Return all lines below containing the word "this".

Stored entries

===============

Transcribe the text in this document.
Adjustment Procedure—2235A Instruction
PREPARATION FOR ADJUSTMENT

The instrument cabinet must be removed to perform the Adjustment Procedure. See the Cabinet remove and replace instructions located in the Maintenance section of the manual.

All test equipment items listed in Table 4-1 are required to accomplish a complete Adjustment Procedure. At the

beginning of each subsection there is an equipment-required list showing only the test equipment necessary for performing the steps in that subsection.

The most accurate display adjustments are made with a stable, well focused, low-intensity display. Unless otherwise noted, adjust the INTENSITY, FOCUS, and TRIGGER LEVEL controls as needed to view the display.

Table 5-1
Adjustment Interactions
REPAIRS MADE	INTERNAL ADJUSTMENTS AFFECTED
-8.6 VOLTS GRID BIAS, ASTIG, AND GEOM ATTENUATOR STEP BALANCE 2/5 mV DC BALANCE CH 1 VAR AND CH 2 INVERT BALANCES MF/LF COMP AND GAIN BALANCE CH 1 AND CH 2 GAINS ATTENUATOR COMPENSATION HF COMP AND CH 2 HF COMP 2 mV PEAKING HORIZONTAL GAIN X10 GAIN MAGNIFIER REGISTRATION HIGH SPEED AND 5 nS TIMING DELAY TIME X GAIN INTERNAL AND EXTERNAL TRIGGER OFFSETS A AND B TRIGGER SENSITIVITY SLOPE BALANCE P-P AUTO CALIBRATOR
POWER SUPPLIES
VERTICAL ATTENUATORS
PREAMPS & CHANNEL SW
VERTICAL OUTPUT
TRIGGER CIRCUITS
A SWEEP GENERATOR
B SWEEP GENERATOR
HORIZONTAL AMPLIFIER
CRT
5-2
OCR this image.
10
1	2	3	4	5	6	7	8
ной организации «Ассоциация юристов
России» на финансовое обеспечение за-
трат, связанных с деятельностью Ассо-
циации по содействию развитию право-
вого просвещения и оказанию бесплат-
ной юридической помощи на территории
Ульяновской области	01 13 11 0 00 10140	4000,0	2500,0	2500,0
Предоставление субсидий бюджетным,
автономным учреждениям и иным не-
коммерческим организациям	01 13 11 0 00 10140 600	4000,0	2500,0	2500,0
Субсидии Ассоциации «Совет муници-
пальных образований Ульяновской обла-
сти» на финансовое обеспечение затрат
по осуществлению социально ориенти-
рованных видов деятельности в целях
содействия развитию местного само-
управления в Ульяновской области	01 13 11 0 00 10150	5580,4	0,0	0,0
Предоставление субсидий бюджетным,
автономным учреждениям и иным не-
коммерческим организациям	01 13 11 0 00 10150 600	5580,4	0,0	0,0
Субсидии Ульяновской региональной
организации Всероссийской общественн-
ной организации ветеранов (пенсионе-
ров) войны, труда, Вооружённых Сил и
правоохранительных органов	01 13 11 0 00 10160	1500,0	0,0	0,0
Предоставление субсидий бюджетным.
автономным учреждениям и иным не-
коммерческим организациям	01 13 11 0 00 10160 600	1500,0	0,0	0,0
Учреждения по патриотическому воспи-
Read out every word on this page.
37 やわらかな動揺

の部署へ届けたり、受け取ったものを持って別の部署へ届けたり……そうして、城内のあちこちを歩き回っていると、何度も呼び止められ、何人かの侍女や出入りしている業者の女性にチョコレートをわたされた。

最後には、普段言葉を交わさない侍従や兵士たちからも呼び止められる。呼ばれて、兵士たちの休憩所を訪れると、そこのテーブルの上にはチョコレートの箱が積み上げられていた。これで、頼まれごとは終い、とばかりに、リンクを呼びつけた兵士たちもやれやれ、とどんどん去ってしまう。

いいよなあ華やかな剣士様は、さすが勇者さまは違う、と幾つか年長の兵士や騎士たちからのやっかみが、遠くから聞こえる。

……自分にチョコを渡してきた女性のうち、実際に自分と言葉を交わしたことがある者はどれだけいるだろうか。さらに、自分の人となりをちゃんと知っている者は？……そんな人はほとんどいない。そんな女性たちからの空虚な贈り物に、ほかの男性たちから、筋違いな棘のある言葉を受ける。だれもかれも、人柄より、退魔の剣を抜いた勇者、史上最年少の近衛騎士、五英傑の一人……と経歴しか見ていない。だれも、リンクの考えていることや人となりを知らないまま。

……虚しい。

===============

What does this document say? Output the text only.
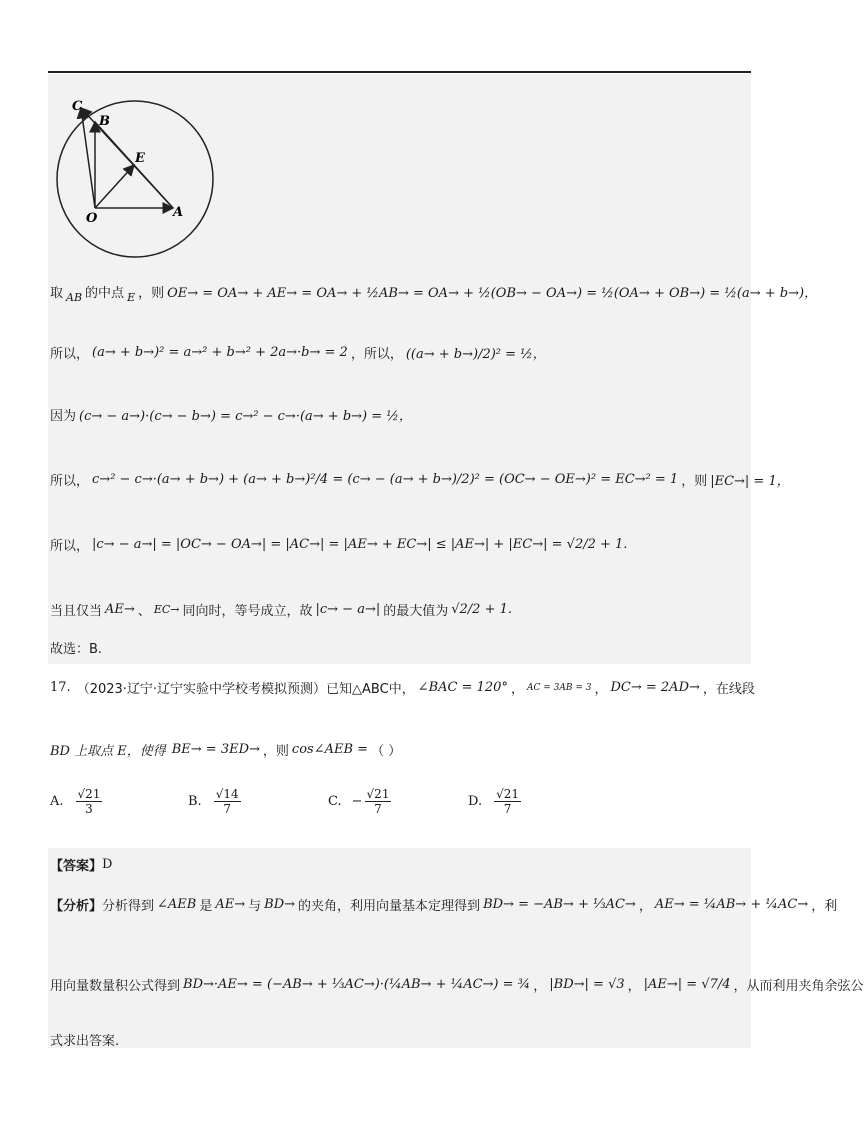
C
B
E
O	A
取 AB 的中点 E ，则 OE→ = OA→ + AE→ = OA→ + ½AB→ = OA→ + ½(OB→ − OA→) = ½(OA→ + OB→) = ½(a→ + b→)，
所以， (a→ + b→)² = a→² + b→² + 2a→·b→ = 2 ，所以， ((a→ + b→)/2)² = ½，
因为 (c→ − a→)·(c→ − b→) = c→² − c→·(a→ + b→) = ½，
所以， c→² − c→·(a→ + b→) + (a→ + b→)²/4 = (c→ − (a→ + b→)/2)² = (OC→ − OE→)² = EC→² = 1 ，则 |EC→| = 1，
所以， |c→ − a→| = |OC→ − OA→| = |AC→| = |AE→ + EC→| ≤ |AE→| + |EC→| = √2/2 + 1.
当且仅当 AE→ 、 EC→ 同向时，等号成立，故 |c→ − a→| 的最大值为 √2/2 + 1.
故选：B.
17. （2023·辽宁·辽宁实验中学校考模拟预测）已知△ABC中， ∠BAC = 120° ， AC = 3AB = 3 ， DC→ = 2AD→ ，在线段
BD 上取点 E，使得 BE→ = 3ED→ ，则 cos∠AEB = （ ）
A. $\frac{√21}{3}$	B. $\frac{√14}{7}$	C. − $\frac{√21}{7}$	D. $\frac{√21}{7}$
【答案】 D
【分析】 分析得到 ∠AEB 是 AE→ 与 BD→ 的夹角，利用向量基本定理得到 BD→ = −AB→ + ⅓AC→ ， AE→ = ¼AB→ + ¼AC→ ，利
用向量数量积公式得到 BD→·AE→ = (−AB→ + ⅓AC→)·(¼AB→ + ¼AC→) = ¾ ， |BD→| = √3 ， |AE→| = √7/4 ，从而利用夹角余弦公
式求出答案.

===============

TASK ANSWER:
Transcribe the text in this document.
OCR this image.
Read out every word on this page.
What does this document say? Output the text only.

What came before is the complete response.